• Raw records:
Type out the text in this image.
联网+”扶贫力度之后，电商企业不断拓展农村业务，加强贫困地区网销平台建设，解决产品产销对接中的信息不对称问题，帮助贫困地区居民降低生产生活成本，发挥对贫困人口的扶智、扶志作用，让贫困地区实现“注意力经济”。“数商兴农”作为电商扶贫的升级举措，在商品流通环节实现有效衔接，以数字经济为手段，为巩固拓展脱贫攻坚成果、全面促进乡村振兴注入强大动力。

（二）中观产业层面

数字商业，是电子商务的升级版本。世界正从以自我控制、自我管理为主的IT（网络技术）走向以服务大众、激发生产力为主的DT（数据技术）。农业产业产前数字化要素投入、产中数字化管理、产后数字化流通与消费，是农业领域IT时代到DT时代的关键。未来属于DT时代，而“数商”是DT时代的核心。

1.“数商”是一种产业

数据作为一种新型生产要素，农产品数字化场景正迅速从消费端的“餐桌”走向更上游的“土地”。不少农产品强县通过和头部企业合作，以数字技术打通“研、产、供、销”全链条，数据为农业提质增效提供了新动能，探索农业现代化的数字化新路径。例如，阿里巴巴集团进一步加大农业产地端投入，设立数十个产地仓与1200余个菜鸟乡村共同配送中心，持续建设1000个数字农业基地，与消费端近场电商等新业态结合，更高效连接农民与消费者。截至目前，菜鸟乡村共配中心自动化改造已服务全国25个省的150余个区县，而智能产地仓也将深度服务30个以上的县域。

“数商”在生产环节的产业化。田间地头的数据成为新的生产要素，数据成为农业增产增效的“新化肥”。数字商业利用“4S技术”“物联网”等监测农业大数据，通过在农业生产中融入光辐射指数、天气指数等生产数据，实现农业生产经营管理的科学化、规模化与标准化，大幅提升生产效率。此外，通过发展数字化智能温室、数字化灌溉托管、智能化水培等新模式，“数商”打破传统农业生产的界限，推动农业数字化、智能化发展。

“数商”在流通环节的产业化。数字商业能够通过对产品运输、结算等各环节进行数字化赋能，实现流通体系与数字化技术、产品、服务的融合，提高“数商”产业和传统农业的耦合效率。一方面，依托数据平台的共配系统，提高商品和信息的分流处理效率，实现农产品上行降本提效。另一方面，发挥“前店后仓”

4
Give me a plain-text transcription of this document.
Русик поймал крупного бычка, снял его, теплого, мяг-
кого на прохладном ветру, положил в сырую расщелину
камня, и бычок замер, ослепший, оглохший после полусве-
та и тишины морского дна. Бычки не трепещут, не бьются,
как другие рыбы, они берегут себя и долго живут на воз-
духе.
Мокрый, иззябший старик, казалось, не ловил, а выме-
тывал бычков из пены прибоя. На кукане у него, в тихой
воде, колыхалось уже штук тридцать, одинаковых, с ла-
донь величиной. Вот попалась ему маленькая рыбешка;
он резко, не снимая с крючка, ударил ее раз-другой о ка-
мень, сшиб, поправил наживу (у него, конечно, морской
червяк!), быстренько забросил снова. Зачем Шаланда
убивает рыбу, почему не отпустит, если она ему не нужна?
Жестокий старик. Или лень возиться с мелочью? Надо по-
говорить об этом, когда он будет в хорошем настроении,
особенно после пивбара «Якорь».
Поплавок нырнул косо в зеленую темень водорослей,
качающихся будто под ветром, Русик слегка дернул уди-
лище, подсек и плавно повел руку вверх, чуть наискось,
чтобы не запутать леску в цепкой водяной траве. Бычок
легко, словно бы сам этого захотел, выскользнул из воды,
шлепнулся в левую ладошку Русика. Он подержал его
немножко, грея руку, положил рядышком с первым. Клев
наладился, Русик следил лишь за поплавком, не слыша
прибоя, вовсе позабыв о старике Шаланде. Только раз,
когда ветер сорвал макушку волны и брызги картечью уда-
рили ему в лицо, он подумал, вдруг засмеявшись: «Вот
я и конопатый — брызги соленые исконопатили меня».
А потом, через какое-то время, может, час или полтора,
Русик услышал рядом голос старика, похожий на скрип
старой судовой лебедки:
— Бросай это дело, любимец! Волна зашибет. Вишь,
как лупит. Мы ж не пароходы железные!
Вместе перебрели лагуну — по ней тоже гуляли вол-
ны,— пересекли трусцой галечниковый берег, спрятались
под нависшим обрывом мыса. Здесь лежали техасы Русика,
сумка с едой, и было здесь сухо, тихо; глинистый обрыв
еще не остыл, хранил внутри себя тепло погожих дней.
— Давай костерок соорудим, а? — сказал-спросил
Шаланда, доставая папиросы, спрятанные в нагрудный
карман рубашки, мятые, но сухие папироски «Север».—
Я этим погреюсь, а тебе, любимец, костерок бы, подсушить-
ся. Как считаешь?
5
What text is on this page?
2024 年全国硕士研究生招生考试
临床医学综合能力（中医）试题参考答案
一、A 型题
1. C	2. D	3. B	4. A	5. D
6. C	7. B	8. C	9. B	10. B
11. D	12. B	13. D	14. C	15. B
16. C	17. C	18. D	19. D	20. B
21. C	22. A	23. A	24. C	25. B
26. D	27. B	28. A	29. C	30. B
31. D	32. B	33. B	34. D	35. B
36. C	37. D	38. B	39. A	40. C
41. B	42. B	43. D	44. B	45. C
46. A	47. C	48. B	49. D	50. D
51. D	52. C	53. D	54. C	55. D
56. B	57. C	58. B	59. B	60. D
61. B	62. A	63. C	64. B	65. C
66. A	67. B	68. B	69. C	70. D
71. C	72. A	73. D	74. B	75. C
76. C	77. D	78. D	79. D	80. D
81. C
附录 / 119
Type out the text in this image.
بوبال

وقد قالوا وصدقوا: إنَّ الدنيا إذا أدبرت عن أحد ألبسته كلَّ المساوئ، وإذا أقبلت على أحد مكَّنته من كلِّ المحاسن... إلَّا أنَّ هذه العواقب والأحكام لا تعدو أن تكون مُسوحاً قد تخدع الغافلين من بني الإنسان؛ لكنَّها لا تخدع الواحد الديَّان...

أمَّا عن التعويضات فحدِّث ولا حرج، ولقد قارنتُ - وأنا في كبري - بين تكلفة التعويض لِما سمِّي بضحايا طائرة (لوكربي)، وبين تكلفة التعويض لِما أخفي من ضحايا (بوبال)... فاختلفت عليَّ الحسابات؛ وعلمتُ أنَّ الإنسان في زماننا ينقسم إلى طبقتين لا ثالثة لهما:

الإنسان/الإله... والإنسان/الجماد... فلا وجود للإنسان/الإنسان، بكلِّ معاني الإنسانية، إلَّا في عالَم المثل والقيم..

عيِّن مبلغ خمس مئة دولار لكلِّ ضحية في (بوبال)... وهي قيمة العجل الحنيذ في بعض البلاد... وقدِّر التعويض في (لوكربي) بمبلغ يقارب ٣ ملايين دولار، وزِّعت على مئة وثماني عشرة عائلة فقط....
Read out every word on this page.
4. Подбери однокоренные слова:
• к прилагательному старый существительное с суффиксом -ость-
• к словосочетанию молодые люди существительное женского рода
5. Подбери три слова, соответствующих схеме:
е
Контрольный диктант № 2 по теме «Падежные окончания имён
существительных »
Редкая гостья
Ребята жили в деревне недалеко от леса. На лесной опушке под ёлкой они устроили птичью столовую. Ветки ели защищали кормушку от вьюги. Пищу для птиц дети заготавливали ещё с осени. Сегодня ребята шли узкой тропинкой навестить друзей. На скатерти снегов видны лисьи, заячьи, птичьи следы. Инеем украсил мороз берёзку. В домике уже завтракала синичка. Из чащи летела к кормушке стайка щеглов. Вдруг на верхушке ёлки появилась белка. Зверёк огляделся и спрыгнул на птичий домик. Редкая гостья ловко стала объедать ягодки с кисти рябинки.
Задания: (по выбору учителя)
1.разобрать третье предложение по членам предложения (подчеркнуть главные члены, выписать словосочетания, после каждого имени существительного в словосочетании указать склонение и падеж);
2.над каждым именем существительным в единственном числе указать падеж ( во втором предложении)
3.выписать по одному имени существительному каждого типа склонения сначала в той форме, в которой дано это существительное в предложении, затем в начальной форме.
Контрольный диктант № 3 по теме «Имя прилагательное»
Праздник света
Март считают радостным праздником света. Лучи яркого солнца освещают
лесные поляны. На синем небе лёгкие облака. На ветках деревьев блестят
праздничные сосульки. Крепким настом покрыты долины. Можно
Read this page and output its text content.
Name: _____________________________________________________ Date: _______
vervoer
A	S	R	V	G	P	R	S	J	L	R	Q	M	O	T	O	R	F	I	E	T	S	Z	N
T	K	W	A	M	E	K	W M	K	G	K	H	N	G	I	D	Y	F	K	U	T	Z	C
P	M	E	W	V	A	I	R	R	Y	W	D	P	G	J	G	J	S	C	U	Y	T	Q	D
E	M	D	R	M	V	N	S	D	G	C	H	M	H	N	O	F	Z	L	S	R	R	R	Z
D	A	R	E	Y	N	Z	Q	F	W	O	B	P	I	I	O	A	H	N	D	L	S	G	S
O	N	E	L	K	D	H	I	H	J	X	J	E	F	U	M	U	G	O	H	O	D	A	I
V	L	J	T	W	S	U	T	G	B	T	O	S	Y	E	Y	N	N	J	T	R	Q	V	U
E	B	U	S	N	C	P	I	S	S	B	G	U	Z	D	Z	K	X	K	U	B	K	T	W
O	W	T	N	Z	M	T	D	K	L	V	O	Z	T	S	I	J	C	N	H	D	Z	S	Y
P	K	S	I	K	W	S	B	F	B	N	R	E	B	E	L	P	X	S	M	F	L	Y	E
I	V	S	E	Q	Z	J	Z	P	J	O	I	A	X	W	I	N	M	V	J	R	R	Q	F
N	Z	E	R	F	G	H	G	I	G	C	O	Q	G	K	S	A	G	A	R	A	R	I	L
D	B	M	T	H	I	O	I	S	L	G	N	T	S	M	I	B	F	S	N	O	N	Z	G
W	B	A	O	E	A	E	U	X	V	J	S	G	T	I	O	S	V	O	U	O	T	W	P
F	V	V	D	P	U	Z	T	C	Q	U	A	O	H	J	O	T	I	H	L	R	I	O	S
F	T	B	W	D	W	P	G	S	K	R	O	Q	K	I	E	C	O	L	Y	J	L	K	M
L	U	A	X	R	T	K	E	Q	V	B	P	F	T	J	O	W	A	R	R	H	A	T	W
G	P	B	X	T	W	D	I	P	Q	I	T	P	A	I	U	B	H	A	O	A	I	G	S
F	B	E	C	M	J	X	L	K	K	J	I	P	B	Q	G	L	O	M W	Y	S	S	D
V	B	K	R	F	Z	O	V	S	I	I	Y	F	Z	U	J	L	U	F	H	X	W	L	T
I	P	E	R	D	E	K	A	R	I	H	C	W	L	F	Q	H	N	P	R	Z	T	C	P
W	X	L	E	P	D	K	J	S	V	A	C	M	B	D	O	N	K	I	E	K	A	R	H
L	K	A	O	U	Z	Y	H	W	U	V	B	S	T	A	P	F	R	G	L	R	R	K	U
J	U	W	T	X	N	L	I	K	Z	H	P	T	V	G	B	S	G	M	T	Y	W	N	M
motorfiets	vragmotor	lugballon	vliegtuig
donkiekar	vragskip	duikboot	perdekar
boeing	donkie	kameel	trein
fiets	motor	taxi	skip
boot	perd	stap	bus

• What to work on: Scan the listing above and identify each line holding the string "после"; copy every such line.

• Worked answer:
камня, и бычок замер, ослепший, оглохший после полусве-
особенно после пивбара «Якорь».
1.разобрать третье предложение по членам предложения (подчеркнуть главные члены, выписать словосочетания, после каждого имени существительного в словосочетании указать склонение и падеж);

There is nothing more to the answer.